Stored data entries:
______

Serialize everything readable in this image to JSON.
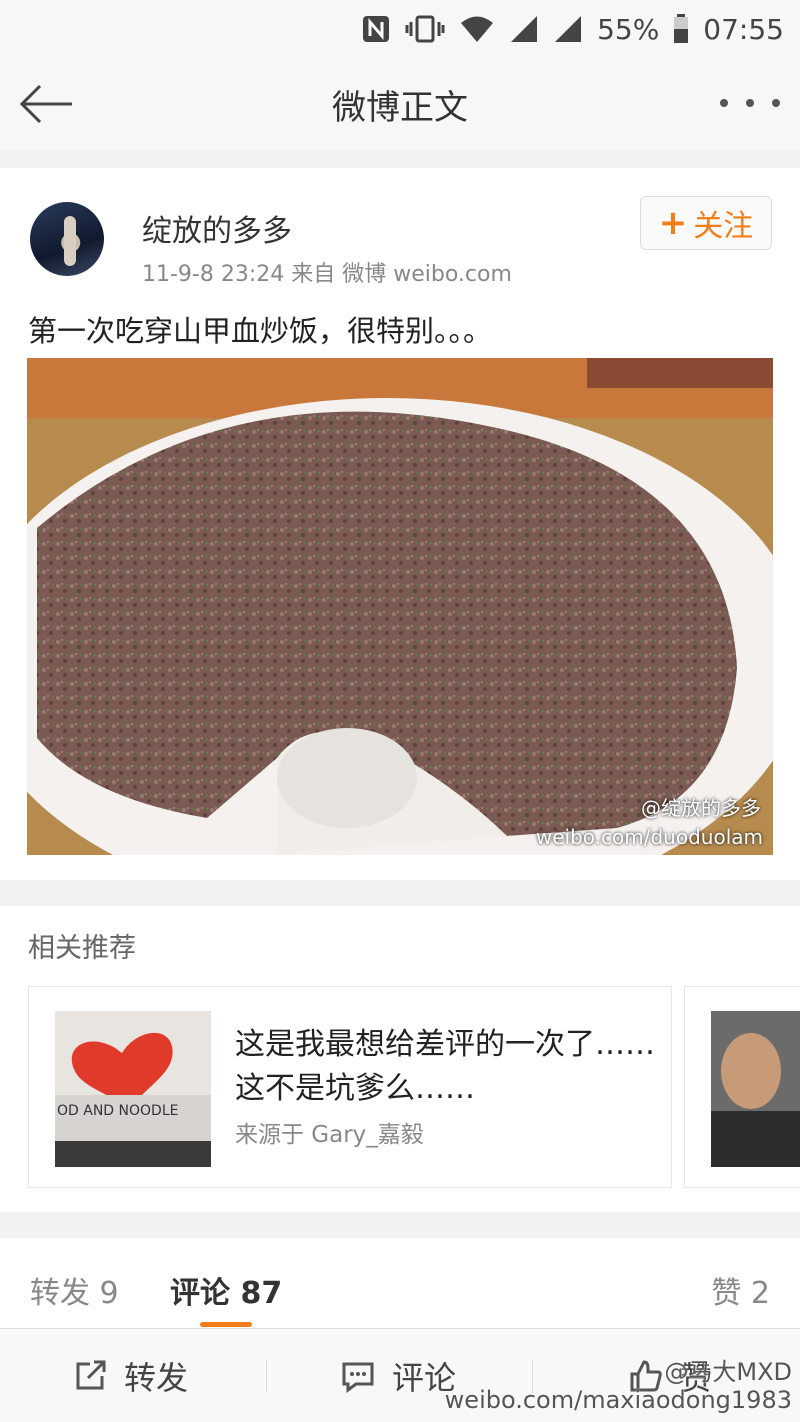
{
  "status_bar": {
    "battery": "55%",
    "time": "07:55"
  },
  "header": {
    "title": "微博正文"
  },
  "post": {
    "username": "绽放的多多",
    "meta": "11-9-8 23:24   来自 微博 weibo.com",
    "follow_label": "关注",
    "text": "第一次吃穿山甲血炒饭，很特别。。。",
    "image_watermark_name": "@绽放的多多",
    "image_watermark_url": "weibo.com/duoduolam"
  },
  "recommend": {
    "section_title": "相关推荐",
    "items": [
      {
        "title": "这是我最想给差评的一次了……这不是坑爹么……",
        "source": "来源于 Gary_嘉毅",
        "thumb_text": "OD AND NOODLE"
      }
    ]
  },
  "tabs": {
    "repost": "转发 9",
    "comment": "评论 87",
    "like": "赞 2"
  },
  "bottom_bar": {
    "repost": "转发",
    "comment": "评论",
    "like": "赞"
  },
  "bottom_watermark": {
    "name": "@马大MXD",
    "url": "weibo.com/maxiaodong1983"
  },
  "icons": {
    "nfc": "nfc-icon",
    "vibrate": "vibrate-icon",
    "wifi": "wifi-icon",
    "signal": "signal-icon",
    "battery": "battery-icon",
    "back": "back-arrow-icon",
    "more": "more-icon",
    "repost": "repost-icon",
    "comment": "comment-icon",
    "like": "like-icon"
  },
  "colors": {
    "accent": "#f37d16"
  }
}
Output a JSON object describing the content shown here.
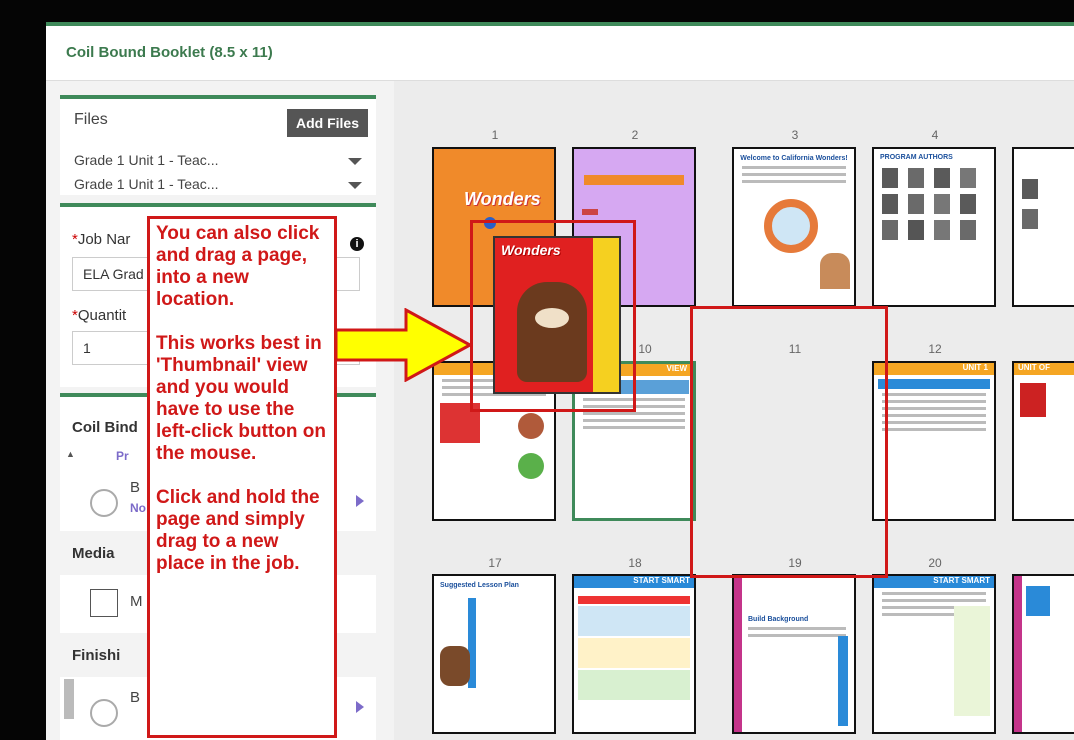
{
  "window": {
    "title": "Coil Bound Booklet (8.5 x 11)"
  },
  "files_panel": {
    "heading": "Files",
    "add_button": "Add Files",
    "items": [
      "Grade 1 Unit 1 - Teac...",
      "Grade 1 Unit 1 - Teac..."
    ]
  },
  "job_panel": {
    "job_name_label": "Job Nar",
    "job_name_value": "ELA Grad",
    "quantity_label": "Quantit",
    "quantity_value": "1",
    "required_mark": "*",
    "info_icon": "i"
  },
  "options_panel": {
    "coil_heading": "Coil Bind",
    "coil_sub": "Pr",
    "binding_option": "B",
    "binding_sub": "No",
    "media_heading": "Media",
    "media_option": "M",
    "finishing_heading": "Finishi",
    "finishing_option": "B"
  },
  "pages": {
    "row1": [
      "1",
      "2",
      "3",
      "4"
    ],
    "row2": [
      "10",
      "11",
      "12"
    ],
    "row3": [
      "17",
      "18",
      "19",
      "20"
    ]
  },
  "thumb_text": {
    "wonders": "Wonders",
    "welcome": "Welcome to California Wonders!",
    "authors": "PROGRAM AUTHORS",
    "suggested": "Suggested Lesson Plan",
    "start_smart": "START SMART",
    "unit": "UNIT 1",
    "unit_of": "UNIT OF",
    "review": "VIEW",
    "build_background": "Build Background"
  },
  "callout": {
    "para1": "You can also click and drag a page, into a new location.",
    "para2": "This works best in 'Thumbnail' view and you would have to use the left-click button on the mouse.",
    "para3": "Click and hold the page and simply drag to a new place in the job."
  },
  "colors": {
    "accent": "#3f8a5a",
    "callout_red": "#d01818",
    "arrow_yellow": "#ffff00"
  }
}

______

Exercise: Look through the entries above and report the number of lines that contain "comment". Write only the number.

Written solution: 3